MATERIAL FOR THIS EXERCISE:
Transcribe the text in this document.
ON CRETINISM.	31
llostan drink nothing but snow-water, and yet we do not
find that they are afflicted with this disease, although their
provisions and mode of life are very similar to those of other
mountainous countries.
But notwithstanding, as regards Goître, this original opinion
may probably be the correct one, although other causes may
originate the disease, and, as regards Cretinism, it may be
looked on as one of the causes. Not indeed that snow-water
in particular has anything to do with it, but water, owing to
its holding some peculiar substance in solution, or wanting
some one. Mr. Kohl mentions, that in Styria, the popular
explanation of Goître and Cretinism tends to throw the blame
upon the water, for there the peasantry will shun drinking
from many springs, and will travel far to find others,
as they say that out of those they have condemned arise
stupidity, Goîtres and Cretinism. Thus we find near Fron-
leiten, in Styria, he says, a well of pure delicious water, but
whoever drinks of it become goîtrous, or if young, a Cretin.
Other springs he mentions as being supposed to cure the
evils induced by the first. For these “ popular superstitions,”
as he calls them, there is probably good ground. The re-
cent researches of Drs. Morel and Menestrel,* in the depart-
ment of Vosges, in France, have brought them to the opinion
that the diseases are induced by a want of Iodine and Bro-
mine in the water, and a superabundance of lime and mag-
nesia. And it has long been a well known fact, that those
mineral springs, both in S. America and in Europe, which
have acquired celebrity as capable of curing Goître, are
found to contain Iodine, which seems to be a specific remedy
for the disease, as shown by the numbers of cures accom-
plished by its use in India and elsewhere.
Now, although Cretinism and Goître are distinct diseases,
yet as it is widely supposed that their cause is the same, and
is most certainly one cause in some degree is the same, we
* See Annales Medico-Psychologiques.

GIVEN TASK: Look over the listing. Pull out every line with the string "supposed" in it.

SOLUTION TO THIS TASK:
Other springs he mentions as being supposed to cure the
yet as it is widely supposed that their cause is the same, and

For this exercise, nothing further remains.